__Records provided__:
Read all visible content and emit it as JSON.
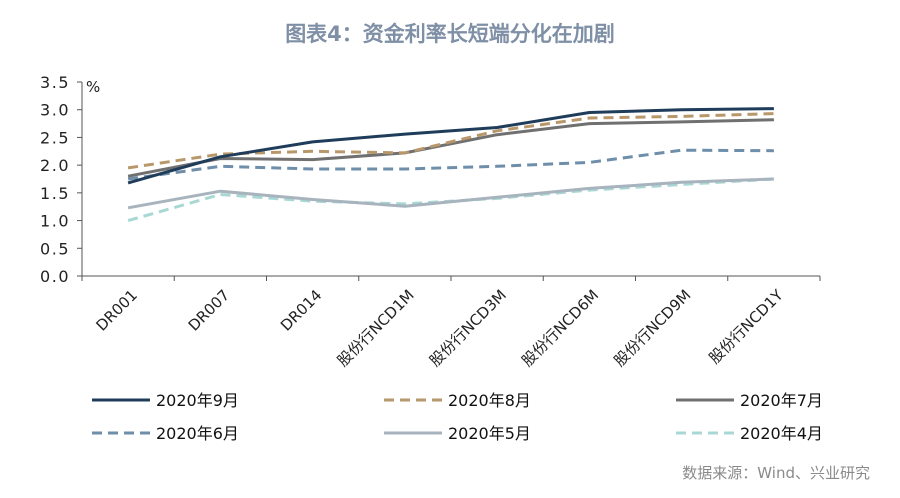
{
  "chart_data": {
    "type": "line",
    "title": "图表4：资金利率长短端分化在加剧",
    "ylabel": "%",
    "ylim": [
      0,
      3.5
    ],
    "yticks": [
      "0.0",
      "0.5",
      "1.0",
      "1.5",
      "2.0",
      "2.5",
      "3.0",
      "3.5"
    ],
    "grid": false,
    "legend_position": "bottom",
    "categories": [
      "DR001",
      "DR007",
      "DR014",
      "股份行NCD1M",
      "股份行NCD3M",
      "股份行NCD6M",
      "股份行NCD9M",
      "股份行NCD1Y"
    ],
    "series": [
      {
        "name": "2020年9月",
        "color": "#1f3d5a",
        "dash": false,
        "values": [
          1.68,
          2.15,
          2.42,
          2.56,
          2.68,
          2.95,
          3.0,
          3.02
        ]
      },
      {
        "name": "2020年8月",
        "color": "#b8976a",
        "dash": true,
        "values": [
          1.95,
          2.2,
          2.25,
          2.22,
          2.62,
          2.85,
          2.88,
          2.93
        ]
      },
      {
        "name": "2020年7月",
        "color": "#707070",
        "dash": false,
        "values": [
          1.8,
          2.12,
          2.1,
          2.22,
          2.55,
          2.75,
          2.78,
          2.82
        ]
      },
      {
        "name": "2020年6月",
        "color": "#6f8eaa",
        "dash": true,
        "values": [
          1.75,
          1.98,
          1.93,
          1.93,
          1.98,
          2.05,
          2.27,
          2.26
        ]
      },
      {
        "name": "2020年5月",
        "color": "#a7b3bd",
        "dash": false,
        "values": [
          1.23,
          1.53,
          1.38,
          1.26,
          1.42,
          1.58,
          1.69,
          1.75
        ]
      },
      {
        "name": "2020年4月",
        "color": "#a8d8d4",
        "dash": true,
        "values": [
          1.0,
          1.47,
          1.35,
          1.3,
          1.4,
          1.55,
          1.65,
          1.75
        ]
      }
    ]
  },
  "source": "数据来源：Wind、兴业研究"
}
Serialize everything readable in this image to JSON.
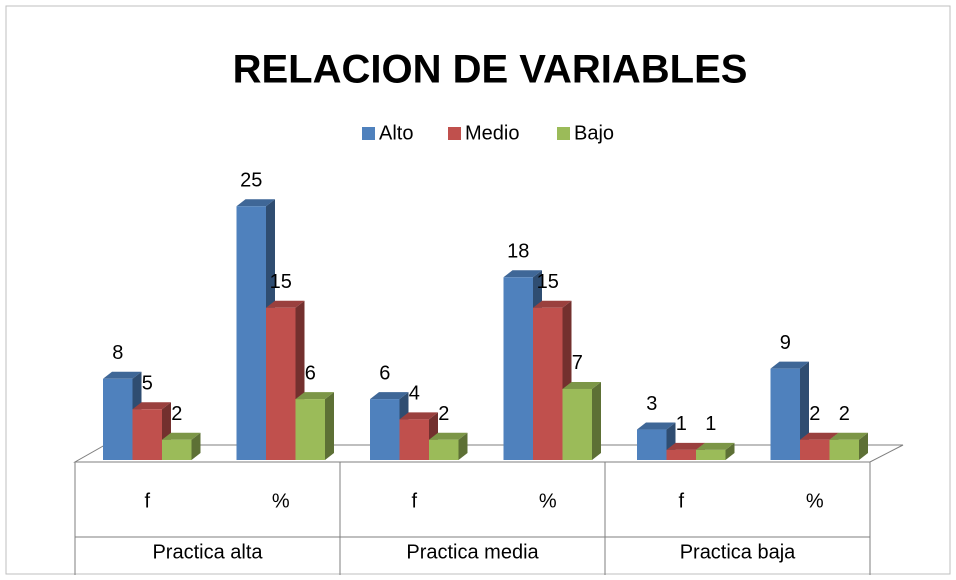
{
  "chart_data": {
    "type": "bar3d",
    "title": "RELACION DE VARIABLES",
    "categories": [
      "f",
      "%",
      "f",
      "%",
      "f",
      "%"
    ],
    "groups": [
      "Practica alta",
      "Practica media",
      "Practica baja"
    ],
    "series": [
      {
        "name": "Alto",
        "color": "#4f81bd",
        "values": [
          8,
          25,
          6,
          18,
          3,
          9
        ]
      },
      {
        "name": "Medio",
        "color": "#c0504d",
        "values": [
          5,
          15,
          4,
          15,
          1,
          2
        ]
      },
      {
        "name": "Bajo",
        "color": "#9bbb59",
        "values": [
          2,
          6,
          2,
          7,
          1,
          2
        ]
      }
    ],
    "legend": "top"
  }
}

__Task description__:
Set the pictures aside and transcribe the data above exactly.

__Solution__:
Read all visible content and emit it as JSON.
{
  "chart_data": {
    "type": "line",
    "title": "图表4：资金利率长短端分化在加剧",
    "ylabel": "%",
    "ylim": [
      0,
      3.5
    ],
    "yticks": [
      "0.0",
      "0.5",
      "1.0",
      "1.5",
      "2.0",
      "2.5",
      "3.0",
      "3.5"
    ],
    "grid": false,
    "legend_position": "bottom",
    "categories": [
      "DR001",
      "DR007",
      "DR014",
      "股份行NCD1M",
      "股份行NCD3M",
      "股份行NCD6M",
      "股份行NCD9M",
      "股份行NCD1Y"
    ],
    "series": [
      {
        "name": "2020年9月",
        "color": "#1f3d5a",
        "dash": false,
        "values": [
          1.68,
          2.15,
          2.42,
          2.56,
          2.68,
          2.95,
          3.0,
          3.02
        ]
      },
      {
        "name": "2020年8月",
        "color": "#b8976a",
        "dash": true,
        "values": [
          1.95,
          2.2,
          2.25,
          2.22,
          2.62,
          2.85,
          2.88,
          2.93
        ]
      },
      {
        "name": "2020年7月",
        "color": "#707070",
        "dash": false,
        "values": [
          1.8,
          2.12,
          2.1,
          2.22,
          2.55,
          2.75,
          2.78,
          2.82
        ]
      },
      {
        "name": "2020年6月",
        "color": "#6f8eaa",
        "dash": true,
        "values": [
          1.75,
          1.98,
          1.93,
          1.93,
          1.98,
          2.05,
          2.27,
          2.26
        ]
      },
      {
        "name": "2020年5月",
        "color": "#a7b3bd",
        "dash": false,
        "values": [
          1.23,
          1.53,
          1.38,
          1.26,
          1.42,
          1.58,
          1.69,
          1.75
        ]
      },
      {
        "name": "2020年4月",
        "color": "#a8d8d4",
        "dash": true,
        "values": [
          1.0,
          1.47,
          1.35,
          1.3,
          1.4,
          1.55,
          1.65,
          1.75
        ]
      }
    ]
  },
  "source": "数据来源：Wind、兴业研究"
}
Serialize everything readable in this image to JSON.
{
  "chart_data": {
    "type": "bar3d",
    "title": "RELACION DE VARIABLES",
    "categories": [
      "f",
      "%",
      "f",
      "%",
      "f",
      "%"
    ],
    "groups": [
      "Practica alta",
      "Practica media",
      "Practica baja"
    ],
    "series": [
      {
        "name": "Alto",
        "color": "#4f81bd",
        "values": [
          8,
          25,
          6,
          18,
          3,
          9
        ]
      },
      {
        "name": "Medio",
        "color": "#c0504d",
        "values": [
          5,
          15,
          4,
          15,
          1,
          2
        ]
      },
      {
        "name": "Bajo",
        "color": "#9bbb59",
        "values": [
          2,
          6,
          2,
          7,
          1,
          2
        ]
      }
    ],
    "legend": "top"
  }
}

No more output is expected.